DATASET:
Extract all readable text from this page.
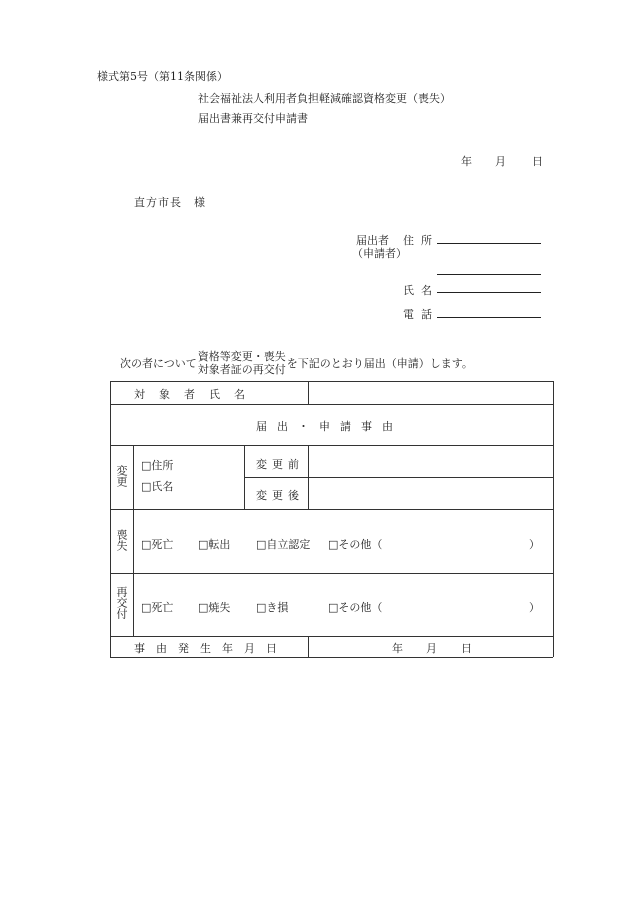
様式第5号（第11条関係）
社会福祉法人利用者負担軽減確認資格変更（喪失）
届出書兼再交付申請書
年 月 日
直方市長　様
届出者
（申請者）
住所
氏名
電話
次の者について
資格等変更・喪失
対象者証の再交付 を下記のとおり届出（申請）します。
対象者氏名
届出・申請事由
変更 □住所
□氏名
変更前
変更後
喪失 □死亡 □転出 □自立認定 □その他（	）
再交付 □死亡 □焼失 □き損	□その他（	）
事由発生年月日	年 月 日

GIVEN REQUEST: From the records given above, reproduce all text exactly and exclude each picture.

RESPONSE TO THE TASK:
Extract all readable text from this page.
様式第5号（第11条関係）
社会福祉法人利用者負担軽減確認資格変更（喪失）
届出書兼再交付申請書
年 月 日
直方市長　様
届出者
（申請者）
住所
氏名
電話
次の者について
資格等変更・喪失
対象者証の再交付 を下記のとおり届出（申請）します。
対象者氏名
届出・申請事由
変更 □住所
□氏名
変更前
変更後
喪失 □死亡 □転出 □自立認定 □その他（	）
再交付 □死亡 □焼失 □き損	□その他（	）
事由発生年月日	年 月 日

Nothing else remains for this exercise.